● **WORK TO DO**: Restate the data exactly as given and keep the pictures out.
— Begin EXERCISE INPUTS —
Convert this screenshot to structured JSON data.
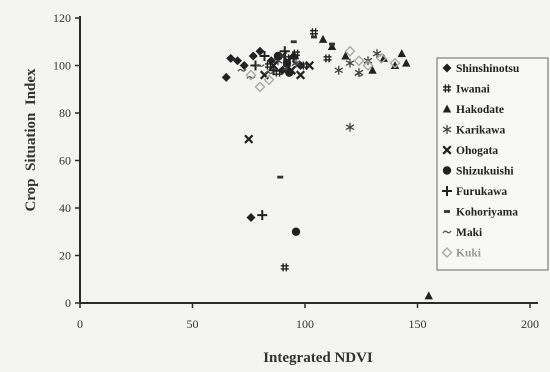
{
  "chart_data": {
    "type": "scatter",
    "xlabel": "Integrated NDVI",
    "ylabel": "Crop  Situation  Index",
    "xlim": [
      0,
      200
    ],
    "ylim": [
      0,
      120
    ],
    "x_ticks": [
      "0",
      "50",
      "100",
      "150",
      "200"
    ],
    "y_ticks": [
      "0",
      "20",
      "40",
      "60",
      "80",
      "100",
      "120"
    ],
    "grid": false,
    "legend_position": "right",
    "series": [
      {
        "name": "Shinshinotsu",
        "marker": "diamond",
        "color": "#222222",
        "points": [
          [
            65,
            95
          ],
          [
            67,
            103
          ],
          [
            70,
            102
          ],
          [
            73,
            100
          ],
          [
            77,
            104
          ],
          [
            80,
            106
          ],
          [
            85,
            102
          ],
          [
            90,
            98
          ],
          [
            95,
            104
          ],
          [
            98,
            100
          ],
          [
            76,
            36
          ]
        ]
      },
      {
        "name": "Iwanai",
        "marker": "hash",
        "color": "#222222",
        "points": [
          [
            84,
            100
          ],
          [
            88,
            97
          ],
          [
            92,
            103
          ],
          [
            96,
            105
          ],
          [
            100,
            100
          ],
          [
            104,
            114
          ],
          [
            110,
            103
          ],
          [
            91,
            15
          ]
        ]
      },
      {
        "name": "Hakodate",
        "marker": "triangle",
        "color": "#222222",
        "points": [
          [
            108,
            111
          ],
          [
            112,
            108
          ],
          [
            118,
            104
          ],
          [
            130,
            98
          ],
          [
            135,
            103
          ],
          [
            140,
            100
          ],
          [
            143,
            105
          ],
          [
            145,
            101
          ],
          [
            155,
            3
          ]
        ]
      },
      {
        "name": "Karikawa",
        "marker": "asterisk",
        "color": "#444444",
        "points": [
          [
            88,
            102
          ],
          [
            92,
            99
          ],
          [
            96,
            101
          ],
          [
            115,
            98
          ],
          [
            120,
            101
          ],
          [
            124,
            97
          ],
          [
            128,
            102
          ],
          [
            132,
            105
          ],
          [
            120,
            74
          ]
        ]
      },
      {
        "name": "Ohogata",
        "marker": "x",
        "color": "#222222",
        "points": [
          [
            82,
            96
          ],
          [
            86,
            100
          ],
          [
            90,
            104
          ],
          [
            94,
            98
          ],
          [
            98,
            96
          ],
          [
            102,
            100
          ],
          [
            75,
            69
          ]
        ]
      },
      {
        "name": "Shizukuishi",
        "marker": "circle",
        "color": "#222222",
        "points": [
          [
            88,
            104
          ],
          [
            92,
            101
          ],
          [
            93,
            97
          ],
          [
            96,
            30
          ]
        ]
      },
      {
        "name": "Furukawa",
        "marker": "plus",
        "color": "#222222",
        "points": [
          [
            78,
            100
          ],
          [
            82,
            104
          ],
          [
            86,
            98
          ],
          [
            91,
            106
          ],
          [
            95,
            103
          ],
          [
            81,
            37
          ]
        ]
      },
      {
        "name": "Kohoriyama",
        "marker": "square",
        "color": "#333333",
        "points": [
          [
            90,
            104
          ],
          [
            95,
            110
          ],
          [
            104,
            112
          ],
          [
            112,
            109
          ],
          [
            89,
            53
          ]
        ]
      },
      {
        "name": "Maki",
        "marker": "tilde",
        "color": "#555555",
        "points": [
          [
            72,
            98
          ],
          [
            76,
            95
          ],
          [
            80,
            100
          ],
          [
            84,
            97
          ],
          [
            124,
            96
          ]
        ]
      },
      {
        "name": "Kuki",
        "marker": "diamond-open",
        "color": "#aaaaaa",
        "points": [
          [
            76,
            96
          ],
          [
            80,
            91
          ],
          [
            84,
            94
          ],
          [
            120,
            106
          ],
          [
            124,
            102
          ],
          [
            128,
            100
          ],
          [
            134,
            103
          ],
          [
            140,
            101
          ]
        ]
      }
    ]
  }
}
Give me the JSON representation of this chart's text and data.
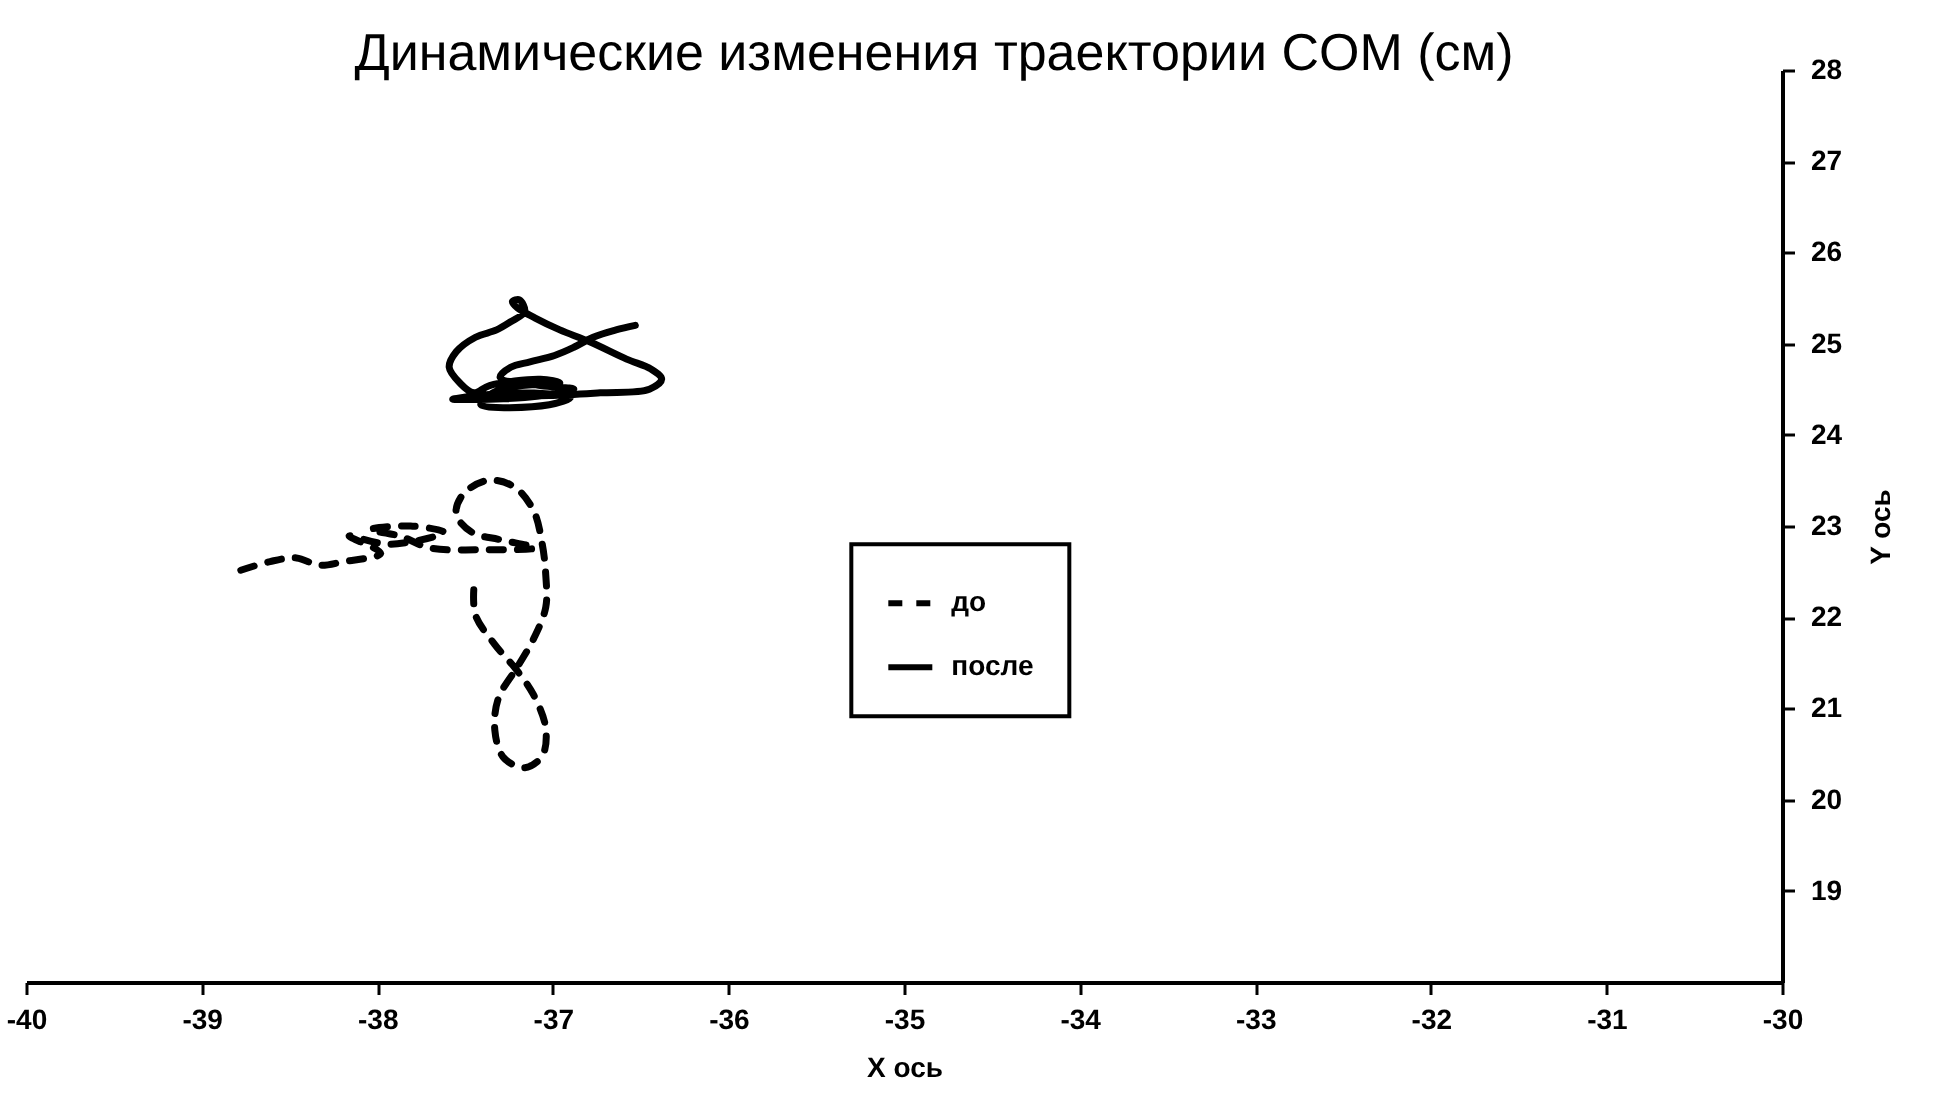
{
  "chart_data": {
    "type": "line",
    "title": "Динамические изменения траектории COM (см)",
    "xlabel": "X ось",
    "ylabel": "Y ось",
    "xlim": [
      -40,
      -30
    ],
    "xticks": [
      -40,
      -39,
      -38,
      -37,
      -36,
      -35,
      -34,
      -33,
      -32,
      -31,
      -30
    ],
    "ylim": [
      18,
      28
    ],
    "yticks": [
      19,
      20,
      21,
      22,
      23,
      24,
      25,
      26,
      27,
      28
    ],
    "legend": "center",
    "marker": "none",
    "series": [
      {
        "name": "до",
        "color": "#000000",
        "line_style": "dashed",
        "x": [
          -37.45,
          -37.44,
          -37.33,
          -37.21,
          -37.11,
          -37.04,
          -37.06,
          -37.16,
          -37.28,
          -37.33,
          -37.31,
          -37.2,
          -37.11,
          -37.04,
          -37.04,
          -37.06,
          -37.11,
          -37.22,
          -37.37,
          -37.51,
          -37.55,
          -37.46,
          -37.3,
          -37.1,
          -37.41,
          -37.7,
          -37.87,
          -38.04,
          -37.81,
          -37.62,
          -37.93,
          -38.16,
          -37.98,
          -38.19,
          -38.33,
          -38.46,
          -38.61,
          -38.8
        ],
        "values": [
          22.3,
          22.02,
          21.7,
          21.43,
          21.15,
          20.78,
          20.48,
          20.35,
          20.46,
          20.76,
          21.11,
          21.46,
          21.76,
          22.11,
          22.46,
          22.8,
          23.17,
          23.43,
          23.5,
          23.35,
          23.13,
          22.93,
          22.85,
          22.76,
          22.74,
          22.76,
          22.89,
          22.96,
          23.0,
          22.93,
          22.8,
          22.89,
          22.7,
          22.61,
          22.57,
          22.65,
          22.61,
          22.5
        ]
      },
      {
        "name": "после",
        "color": "#000000",
        "line_style": "solid",
        "x": [
          -36.53,
          -36.64,
          -36.77,
          -36.88,
          -36.99,
          -37.13,
          -37.24,
          -37.3,
          -37.07,
          -36.88,
          -37.16,
          -37.57,
          -37.21,
          -36.9,
          -37.02,
          -37.41,
          -37.3,
          -36.96,
          -37.07,
          -37.36,
          -37.45,
          -37.53,
          -37.59,
          -37.55,
          -37.44,
          -37.32,
          -37.24,
          -37.16,
          -37.19,
          -37.23,
          -37.2,
          -37.1,
          -36.96,
          -36.79,
          -36.58,
          -36.44,
          -36.38,
          -36.45,
          -36.73,
          -37.02,
          -37.3,
          -37.47
        ],
        "values": [
          25.2,
          25.15,
          25.07,
          24.96,
          24.87,
          24.8,
          24.74,
          24.63,
          24.54,
          24.5,
          24.41,
          24.39,
          24.46,
          24.41,
          24.33,
          24.33,
          24.5,
          24.57,
          24.61,
          24.54,
          24.46,
          24.57,
          24.74,
          24.91,
          25.07,
          25.15,
          25.24,
          25.35,
          25.48,
          25.46,
          25.39,
          25.28,
          25.15,
          25.02,
          24.83,
          24.72,
          24.61,
          24.5,
          24.46,
          24.43,
          24.43,
          24.41
        ]
      }
    ]
  }
}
— End EXERCISE INPUTS —
● **FINISHED TASK**:
Convert this screenshot to structured JSON data.
{
  "chart_data": {
    "type": "scatter",
    "xlabel": "Integrated NDVI",
    "ylabel": "Crop  Situation  Index",
    "xlim": [
      0,
      200
    ],
    "ylim": [
      0,
      120
    ],
    "x_ticks": [
      "0",
      "50",
      "100",
      "150",
      "200"
    ],
    "y_ticks": [
      "0",
      "20",
      "40",
      "60",
      "80",
      "100",
      "120"
    ],
    "grid": false,
    "legend_position": "right",
    "series": [
      {
        "name": "Shinshinotsu",
        "marker": "diamond",
        "color": "#222222",
        "points": [
          [
            65,
            95
          ],
          [
            67,
            103
          ],
          [
            70,
            102
          ],
          [
            73,
            100
          ],
          [
            77,
            104
          ],
          [
            80,
            106
          ],
          [
            85,
            102
          ],
          [
            90,
            98
          ],
          [
            95,
            104
          ],
          [
            98,
            100
          ],
          [
            76,
            36
          ]
        ]
      },
      {
        "name": "Iwanai",
        "marker": "hash",
        "color": "#222222",
        "points": [
          [
            84,
            100
          ],
          [
            88,
            97
          ],
          [
            92,
            103
          ],
          [
            96,
            105
          ],
          [
            100,
            100
          ],
          [
            104,
            114
          ],
          [
            110,
            103
          ],
          [
            91,
            15
          ]
        ]
      },
      {
        "name": "Hakodate",
        "marker": "triangle",
        "color": "#222222",
        "points": [
          [
            108,
            111
          ],
          [
            112,
            108
          ],
          [
            118,
            104
          ],
          [
            130,
            98
          ],
          [
            135,
            103
          ],
          [
            140,
            100
          ],
          [
            143,
            105
          ],
          [
            145,
            101
          ],
          [
            155,
            3
          ]
        ]
      },
      {
        "name": "Karikawa",
        "marker": "asterisk",
        "color": "#444444",
        "points": [
          [
            88,
            102
          ],
          [
            92,
            99
          ],
          [
            96,
            101
          ],
          [
            115,
            98
          ],
          [
            120,
            101
          ],
          [
            124,
            97
          ],
          [
            128,
            102
          ],
          [
            132,
            105
          ],
          [
            120,
            74
          ]
        ]
      },
      {
        "name": "Ohogata",
        "marker": "x",
        "color": "#222222",
        "points": [
          [
            82,
            96
          ],
          [
            86,
            100
          ],
          [
            90,
            104
          ],
          [
            94,
            98
          ],
          [
            98,
            96
          ],
          [
            102,
            100
          ],
          [
            75,
            69
          ]
        ]
      },
      {
        "name": "Shizukuishi",
        "marker": "circle",
        "color": "#222222",
        "points": [
          [
            88,
            104
          ],
          [
            92,
            101
          ],
          [
            93,
            97
          ],
          [
            96,
            30
          ]
        ]
      },
      {
        "name": "Furukawa",
        "marker": "plus",
        "color": "#222222",
        "points": [
          [
            78,
            100
          ],
          [
            82,
            104
          ],
          [
            86,
            98
          ],
          [
            91,
            106
          ],
          [
            95,
            103
          ],
          [
            81,
            37
          ]
        ]
      },
      {
        "name": "Kohoriyama",
        "marker": "square",
        "color": "#333333",
        "points": [
          [
            90,
            104
          ],
          [
            95,
            110
          ],
          [
            104,
            112
          ],
          [
            112,
            109
          ],
          [
            89,
            53
          ]
        ]
      },
      {
        "name": "Maki",
        "marker": "tilde",
        "color": "#555555",
        "points": [
          [
            72,
            98
          ],
          [
            76,
            95
          ],
          [
            80,
            100
          ],
          [
            84,
            97
          ],
          [
            124,
            96
          ]
        ]
      },
      {
        "name": "Kuki",
        "marker": "diamond-open",
        "color": "#aaaaaa",
        "points": [
          [
            76,
            96
          ],
          [
            80,
            91
          ],
          [
            84,
            94
          ],
          [
            120,
            106
          ],
          [
            124,
            102
          ],
          [
            128,
            100
          ],
          [
            134,
            103
          ],
          [
            140,
            101
          ]
        ]
      }
    ]
  }
}
Give me the JSON representation of this chart's text and data.
{
  "chart_data": {
    "type": "line",
    "title": "Динамические изменения траектории COM (см)",
    "xlabel": "X ось",
    "ylabel": "Y ось",
    "xlim": [
      -40,
      -30
    ],
    "xticks": [
      -40,
      -39,
      -38,
      -37,
      -36,
      -35,
      -34,
      -33,
      -32,
      -31,
      -30
    ],
    "ylim": [
      18,
      28
    ],
    "yticks": [
      19,
      20,
      21,
      22,
      23,
      24,
      25,
      26,
      27,
      28
    ],
    "legend": "center",
    "marker": "none",
    "series": [
      {
        "name": "до",
        "color": "#000000",
        "line_style": "dashed",
        "x": [
          -37.45,
          -37.44,
          -37.33,
          -37.21,
          -37.11,
          -37.04,
          -37.06,
          -37.16,
          -37.28,
          -37.33,
          -37.31,
          -37.2,
          -37.11,
          -37.04,
          -37.04,
          -37.06,
          -37.11,
          -37.22,
          -37.37,
          -37.51,
          -37.55,
          -37.46,
          -37.3,
          -37.1,
          -37.41,
          -37.7,
          -37.87,
          -38.04,
          -37.81,
          -37.62,
          -37.93,
          -38.16,
          -37.98,
          -38.19,
          -38.33,
          -38.46,
          -38.61,
          -38.8
        ],
        "values": [
          22.3,
          22.02,
          21.7,
          21.43,
          21.15,
          20.78,
          20.48,
          20.35,
          20.46,
          20.76,
          21.11,
          21.46,
          21.76,
          22.11,
          22.46,
          22.8,
          23.17,
          23.43,
          23.5,
          23.35,
          23.13,
          22.93,
          22.85,
          22.76,
          22.74,
          22.76,
          22.89,
          22.96,
          23.0,
          22.93,
          22.8,
          22.89,
          22.7,
          22.61,
          22.57,
          22.65,
          22.61,
          22.5
        ]
      },
      {
        "name": "после",
        "color": "#000000",
        "line_style": "solid",
        "x": [
          -36.53,
          -36.64,
          -36.77,
          -36.88,
          -36.99,
          -37.13,
          -37.24,
          -37.3,
          -37.07,
          -36.88,
          -37.16,
          -37.57,
          -37.21,
          -36.9,
          -37.02,
          -37.41,
          -37.3,
          -36.96,
          -37.07,
          -37.36,
          -37.45,
          -37.53,
          -37.59,
          -37.55,
          -37.44,
          -37.32,
          -37.24,
          -37.16,
          -37.19,
          -37.23,
          -37.2,
          -37.1,
          -36.96,
          -36.79,
          -36.58,
          -36.44,
          -36.38,
          -36.45,
          -36.73,
          -37.02,
          -37.3,
          -37.47
        ],
        "values": [
          25.2,
          25.15,
          25.07,
          24.96,
          24.87,
          24.8,
          24.74,
          24.63,
          24.54,
          24.5,
          24.41,
          24.39,
          24.46,
          24.41,
          24.33,
          24.33,
          24.5,
          24.57,
          24.61,
          24.54,
          24.46,
          24.57,
          24.74,
          24.91,
          25.07,
          25.15,
          25.24,
          25.35,
          25.48,
          25.46,
          25.39,
          25.28,
          25.15,
          25.02,
          24.83,
          24.72,
          24.61,
          24.5,
          24.46,
          24.43,
          24.43,
          24.41
        ]
      }
    ]
  }
}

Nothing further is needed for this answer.